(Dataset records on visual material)
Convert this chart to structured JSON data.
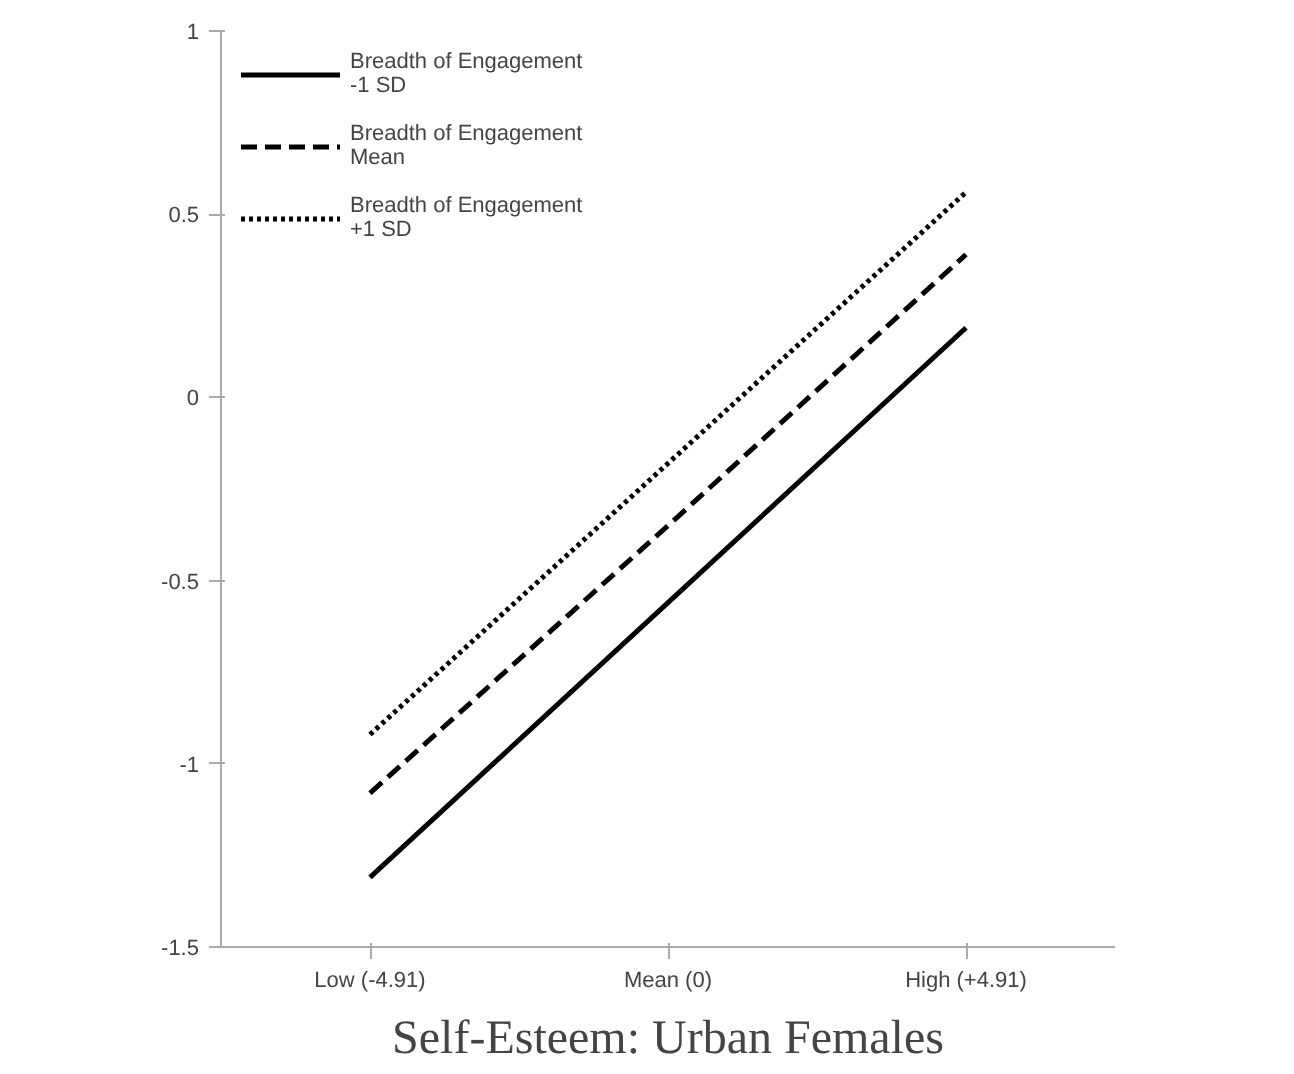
{
  "chart_data": {
    "type": "line",
    "title": "Self-Esteem: Urban Females",
    "categories": [
      "Low (-4.91)",
      "Mean (0)",
      "High (+4.91)"
    ],
    "series": [
      {
        "name": "Breadth of Engagement -1 SD",
        "color": "#000000",
        "line_style": "solid",
        "values": [
          -1.31,
          -0.56,
          0.19
        ]
      },
      {
        "name": "Breadth of Engagement Mean",
        "color": "#000000",
        "line_style": "dashed",
        "values": [
          -1.08,
          -0.35,
          0.39
        ]
      },
      {
        "name": "Breadth of Engagement +1 SD",
        "color": "#000000",
        "line_style": "dotted",
        "values": [
          -0.92,
          -0.18,
          0.56
        ]
      }
    ],
    "ylim": [
      -1.5,
      1
    ],
    "yticks": [
      -1.5,
      -1,
      -0.5,
      0,
      0.5,
      1
    ],
    "grid": false,
    "legend": "top left",
    "marker": "none"
  }
}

--- Problem ---
Show all lines from the listing above in which "name" appears.

--- Written response ---
        "name": "Breadth of Engagement -1 SD",
        "name": "Breadth of Engagement Mean",
        "name": "Breadth of Engagement +1 SD",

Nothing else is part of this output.